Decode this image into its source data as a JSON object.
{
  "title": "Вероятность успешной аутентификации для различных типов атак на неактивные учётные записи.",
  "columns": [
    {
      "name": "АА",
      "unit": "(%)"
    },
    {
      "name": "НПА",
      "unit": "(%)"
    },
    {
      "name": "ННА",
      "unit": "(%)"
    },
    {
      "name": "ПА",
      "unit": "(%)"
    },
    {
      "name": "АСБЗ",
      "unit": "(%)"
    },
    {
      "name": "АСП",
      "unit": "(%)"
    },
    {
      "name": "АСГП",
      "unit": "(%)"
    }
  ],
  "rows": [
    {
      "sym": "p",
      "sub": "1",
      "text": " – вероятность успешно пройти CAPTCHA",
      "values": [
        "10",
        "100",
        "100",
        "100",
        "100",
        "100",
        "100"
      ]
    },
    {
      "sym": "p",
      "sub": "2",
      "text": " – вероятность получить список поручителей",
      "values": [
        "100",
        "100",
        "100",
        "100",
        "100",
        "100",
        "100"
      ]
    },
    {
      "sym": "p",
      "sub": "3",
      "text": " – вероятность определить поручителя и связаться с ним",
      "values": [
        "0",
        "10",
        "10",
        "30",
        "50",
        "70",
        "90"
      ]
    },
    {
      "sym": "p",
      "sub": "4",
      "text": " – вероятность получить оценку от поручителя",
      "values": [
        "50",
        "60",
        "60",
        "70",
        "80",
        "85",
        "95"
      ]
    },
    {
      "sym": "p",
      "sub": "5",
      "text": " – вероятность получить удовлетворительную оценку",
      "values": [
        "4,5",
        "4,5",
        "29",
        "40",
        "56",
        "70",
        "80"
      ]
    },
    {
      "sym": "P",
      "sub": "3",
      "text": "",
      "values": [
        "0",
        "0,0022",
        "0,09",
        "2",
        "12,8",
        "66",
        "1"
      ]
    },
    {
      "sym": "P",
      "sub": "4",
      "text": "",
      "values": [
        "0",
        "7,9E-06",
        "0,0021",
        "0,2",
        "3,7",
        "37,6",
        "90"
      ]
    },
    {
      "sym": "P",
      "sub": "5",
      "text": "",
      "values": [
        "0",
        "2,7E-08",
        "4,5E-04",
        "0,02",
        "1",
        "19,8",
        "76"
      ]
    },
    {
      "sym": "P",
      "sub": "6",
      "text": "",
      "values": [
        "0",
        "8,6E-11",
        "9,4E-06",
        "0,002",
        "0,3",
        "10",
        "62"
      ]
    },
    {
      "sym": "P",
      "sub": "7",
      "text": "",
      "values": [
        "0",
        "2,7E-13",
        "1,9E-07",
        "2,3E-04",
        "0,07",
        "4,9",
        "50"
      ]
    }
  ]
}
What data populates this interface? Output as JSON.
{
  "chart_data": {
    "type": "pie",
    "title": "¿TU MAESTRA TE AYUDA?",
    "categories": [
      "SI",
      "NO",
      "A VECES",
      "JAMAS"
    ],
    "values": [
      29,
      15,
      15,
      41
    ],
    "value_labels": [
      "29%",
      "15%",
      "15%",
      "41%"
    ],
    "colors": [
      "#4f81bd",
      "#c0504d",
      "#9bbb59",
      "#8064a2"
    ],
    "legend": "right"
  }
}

## TASK BRIEF
Exactly and only the lines from the one containing "What data populates" through the end of the material are to be reproduced, both ends included.

## SOLVED EXERCISE
What data populates this interface? Output as JSON.
{
  "chart_data": {
    "type": "pie",
    "title": "¿TU MAESTRA TE AYUDA?",
    "categories": [
      "SI",
      "NO",
      "A VECES",
      "JAMAS"
    ],
    "values": [
      29,
      15,
      15,
      41
    ],
    "value_labels": [
      "29%",
      "15%",
      "15%",
      "41%"
    ],
    "colors": [
      "#4f81bd",
      "#c0504d",
      "#9bbb59",
      "#8064a2"
    ],
    "legend": "right"
  }
}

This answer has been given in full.